(Dataset items)
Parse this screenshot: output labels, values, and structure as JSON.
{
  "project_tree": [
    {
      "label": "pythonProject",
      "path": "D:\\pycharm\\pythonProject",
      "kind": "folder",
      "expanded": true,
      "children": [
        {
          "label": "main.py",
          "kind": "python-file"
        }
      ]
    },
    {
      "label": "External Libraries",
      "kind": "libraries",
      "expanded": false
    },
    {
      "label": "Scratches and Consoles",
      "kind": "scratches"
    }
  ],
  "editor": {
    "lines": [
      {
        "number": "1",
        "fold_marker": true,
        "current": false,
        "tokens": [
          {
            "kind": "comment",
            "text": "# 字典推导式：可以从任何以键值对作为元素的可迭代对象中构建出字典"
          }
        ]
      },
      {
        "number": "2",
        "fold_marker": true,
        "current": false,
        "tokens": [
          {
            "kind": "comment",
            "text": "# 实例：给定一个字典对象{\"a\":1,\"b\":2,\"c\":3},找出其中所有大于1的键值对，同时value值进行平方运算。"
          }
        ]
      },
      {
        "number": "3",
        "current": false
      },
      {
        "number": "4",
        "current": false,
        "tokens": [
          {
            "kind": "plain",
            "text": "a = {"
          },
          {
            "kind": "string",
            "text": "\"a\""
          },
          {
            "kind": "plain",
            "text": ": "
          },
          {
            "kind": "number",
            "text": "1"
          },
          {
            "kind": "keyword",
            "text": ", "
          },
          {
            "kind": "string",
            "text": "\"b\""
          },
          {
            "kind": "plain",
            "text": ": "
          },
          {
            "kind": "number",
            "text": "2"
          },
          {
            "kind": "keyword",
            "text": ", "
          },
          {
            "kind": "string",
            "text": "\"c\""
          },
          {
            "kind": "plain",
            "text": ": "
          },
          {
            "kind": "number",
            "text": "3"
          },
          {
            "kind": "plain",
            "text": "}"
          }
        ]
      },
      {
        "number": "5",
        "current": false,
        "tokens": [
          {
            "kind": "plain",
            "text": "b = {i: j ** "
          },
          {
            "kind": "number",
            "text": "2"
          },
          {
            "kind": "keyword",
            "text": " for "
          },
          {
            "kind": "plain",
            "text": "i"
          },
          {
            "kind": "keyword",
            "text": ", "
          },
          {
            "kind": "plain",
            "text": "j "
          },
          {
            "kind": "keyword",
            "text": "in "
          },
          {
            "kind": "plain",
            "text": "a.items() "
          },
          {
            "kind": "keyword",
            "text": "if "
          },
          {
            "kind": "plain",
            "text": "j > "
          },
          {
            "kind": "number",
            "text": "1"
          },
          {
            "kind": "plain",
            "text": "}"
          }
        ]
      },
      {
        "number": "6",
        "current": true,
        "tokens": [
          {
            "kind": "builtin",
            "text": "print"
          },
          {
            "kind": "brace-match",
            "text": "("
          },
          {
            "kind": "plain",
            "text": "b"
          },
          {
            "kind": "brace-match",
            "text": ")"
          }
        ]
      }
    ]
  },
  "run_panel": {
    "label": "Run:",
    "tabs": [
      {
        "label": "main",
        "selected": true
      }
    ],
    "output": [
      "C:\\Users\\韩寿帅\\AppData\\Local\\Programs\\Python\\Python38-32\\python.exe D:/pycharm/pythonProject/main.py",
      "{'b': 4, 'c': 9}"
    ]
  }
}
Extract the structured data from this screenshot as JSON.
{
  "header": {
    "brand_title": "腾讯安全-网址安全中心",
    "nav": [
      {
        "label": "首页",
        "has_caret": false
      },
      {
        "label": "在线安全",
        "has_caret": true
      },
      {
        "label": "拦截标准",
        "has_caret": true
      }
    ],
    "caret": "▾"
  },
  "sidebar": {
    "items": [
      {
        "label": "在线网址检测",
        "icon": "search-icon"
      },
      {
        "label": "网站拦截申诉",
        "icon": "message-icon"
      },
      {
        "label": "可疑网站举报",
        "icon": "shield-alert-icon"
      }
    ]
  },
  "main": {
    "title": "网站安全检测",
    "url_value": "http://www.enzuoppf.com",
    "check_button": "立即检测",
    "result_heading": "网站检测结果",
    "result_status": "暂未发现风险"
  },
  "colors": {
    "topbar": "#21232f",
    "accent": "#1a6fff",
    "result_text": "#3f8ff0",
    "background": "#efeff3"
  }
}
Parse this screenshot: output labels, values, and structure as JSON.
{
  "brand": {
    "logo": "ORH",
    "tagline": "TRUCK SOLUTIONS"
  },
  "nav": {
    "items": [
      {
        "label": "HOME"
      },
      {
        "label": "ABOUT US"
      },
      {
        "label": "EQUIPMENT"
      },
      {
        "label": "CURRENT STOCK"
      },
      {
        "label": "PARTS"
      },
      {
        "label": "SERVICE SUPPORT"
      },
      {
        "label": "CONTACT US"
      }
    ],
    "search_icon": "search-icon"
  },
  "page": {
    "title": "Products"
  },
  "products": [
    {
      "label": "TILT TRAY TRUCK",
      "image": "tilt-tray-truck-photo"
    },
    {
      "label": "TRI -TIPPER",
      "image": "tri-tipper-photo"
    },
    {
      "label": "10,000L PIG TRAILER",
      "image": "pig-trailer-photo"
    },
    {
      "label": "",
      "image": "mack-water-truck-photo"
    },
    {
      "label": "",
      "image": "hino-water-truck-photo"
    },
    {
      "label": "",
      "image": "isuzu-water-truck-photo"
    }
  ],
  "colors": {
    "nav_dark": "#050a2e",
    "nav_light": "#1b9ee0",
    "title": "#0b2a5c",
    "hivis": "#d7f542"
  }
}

| DIRECTIONS FOR THIS TASK |
All of the data needs to be reproduced exactly, with no line missing.

| EXPECTED OUTPUT |
Parse this screenshot: output labels, values, and structure as JSON.
{
  "project_tree": [
    {
      "label": "pythonProject",
      "path": "D:\\pycharm\\pythonProject",
      "kind": "folder",
      "expanded": true,
      "children": [
        {
          "label": "main.py",
          "kind": "python-file"
        }
      ]
    },
    {
      "label": "External Libraries",
      "kind": "libraries",
      "expanded": false
    },
    {
      "label": "Scratches and Consoles",
      "kind": "scratches"
    }
  ],
  "editor": {
    "lines": [
      {
        "number": "1",
        "fold_marker": true,
        "current": false,
        "tokens": [
          {
            "kind": "comment",
            "text": "# 字典推导式：可以从任何以键值对作为元素的可迭代对象中构建出字典"
          }
        ]
      },
      {
        "number": "2",
        "fold_marker": true,
        "current": false,
        "tokens": [
          {
            "kind": "comment",
            "text": "# 实例：给定一个字典对象{\"a\":1,\"b\":2,\"c\":3},找出其中所有大于1的键值对，同时value值进行平方运算。"
          }
        ]
      },
      {
        "number": "3",
        "current": false
      },
      {
        "number": "4",
        "current": false,
        "tokens": [
          {
            "kind": "plain",
            "text": "a = {"
          },
          {
            "kind": "string",
            "text": "\"a\""
          },
          {
            "kind": "plain",
            "text": ": "
          },
          {
            "kind": "number",
            "text": "1"
          },
          {
            "kind": "keyword",
            "text": ", "
          },
          {
            "kind": "string",
            "text": "\"b\""
          },
          {
            "kind": "plain",
            "text": ": "
          },
          {
            "kind": "number",
            "text": "2"
          },
          {
            "kind": "keyword",
            "text": ", "
          },
          {
            "kind": "string",
            "text": "\"c\""
          },
          {
            "kind": "plain",
            "text": ": "
          },
          {
            "kind": "number",
            "text": "3"
          },
          {
            "kind": "plain",
            "text": "}"
          }
        ]
      },
      {
        "number": "5",
        "current": false,
        "tokens": [
          {
            "kind": "plain",
            "text": "b = {i: j ** "
          },
          {
            "kind": "number",
            "text": "2"
          },
          {
            "kind": "keyword",
            "text": " for "
          },
          {
            "kind": "plain",
            "text": "i"
          },
          {
            "kind": "keyword",
            "text": ", "
          },
          {
            "kind": "plain",
            "text": "j "
          },
          {
            "kind": "keyword",
            "text": "in "
          },
          {
            "kind": "plain",
            "text": "a.items() "
          },
          {
            "kind": "keyword",
            "text": "if "
          },
          {
            "kind": "plain",
            "text": "j > "
          },
          {
            "kind": "number",
            "text": "1"
          },
          {
            "kind": "plain",
            "text": "}"
          }
        ]
      },
      {
        "number": "6",
        "current": true,
        "tokens": [
          {
            "kind": "builtin",
            "text": "print"
          },
          {
            "kind": "brace-match",
            "text": "("
          },
          {
            "kind": "plain",
            "text": "b"
          },
          {
            "kind": "brace-match",
            "text": ")"
          }
        ]
      }
    ]
  },
  "run_panel": {
    "label": "Run:",
    "tabs": [
      {
        "label": "main",
        "selected": true
      }
    ],
    "output": [
      "C:\\Users\\韩寿帅\\AppData\\Local\\Programs\\Python\\Python38-32\\python.exe D:/pycharm/pythonProject/main.py",
      "{'b': 4, 'c': 9}"
    ]
  }
}
Extract the structured data from this screenshot as JSON.
{
  "header": {
    "brand_title": "腾讯安全-网址安全中心",
    "nav": [
      {
        "label": "首页",
        "has_caret": false
      },
      {
        "label": "在线安全",
        "has_caret": true
      },
      {
        "label": "拦截标准",
        "has_caret": true
      }
    ],
    "caret": "▾"
  },
  "sidebar": {
    "items": [
      {
        "label": "在线网址检测",
        "icon": "search-icon"
      },
      {
        "label": "网站拦截申诉",
        "icon": "message-icon"
      },
      {
        "label": "可疑网站举报",
        "icon": "shield-alert-icon"
      }
    ]
  },
  "main": {
    "title": "网站安全检测",
    "url_value": "http://www.enzuoppf.com",
    "check_button": "立即检测",
    "result_heading": "网站检测结果",
    "result_status": "暂未发现风险"
  },
  "colors": {
    "topbar": "#21232f",
    "accent": "#1a6fff",
    "result_text": "#3f8ff0",
    "background": "#efeff3"
  }
}
Parse this screenshot: output labels, values, and structure as JSON.
{
  "brand": {
    "logo": "ORH",
    "tagline": "TRUCK SOLUTIONS"
  },
  "nav": {
    "items": [
      {
        "label": "HOME"
      },
      {
        "label": "ABOUT US"
      },
      {
        "label": "EQUIPMENT"
      },
      {
        "label": "CURRENT STOCK"
      },
      {
        "label": "PARTS"
      },
      {
        "label": "SERVICE SUPPORT"
      },
      {
        "label": "CONTACT US"
      }
    ],
    "search_icon": "search-icon"
  },
  "page": {
    "title": "Products"
  },
  "products": [
    {
      "label": "TILT TRAY TRUCK",
      "image": "tilt-tray-truck-photo"
    },
    {
      "label": "TRI -TIPPER",
      "image": "tri-tipper-photo"
    },
    {
      "label": "10,000L PIG TRAILER",
      "image": "pig-trailer-photo"
    },
    {
      "label": "",
      "image": "mack-water-truck-photo"
    },
    {
      "label": "",
      "image": "hino-water-truck-photo"
    },
    {
      "label": "",
      "image": "isuzu-water-truck-photo"
    }
  ],
  "colors": {
    "nav_dark": "#050a2e",
    "nav_light": "#1b9ee0",
    "title": "#0b2a5c",
    "hivis": "#d7f542"
  }
}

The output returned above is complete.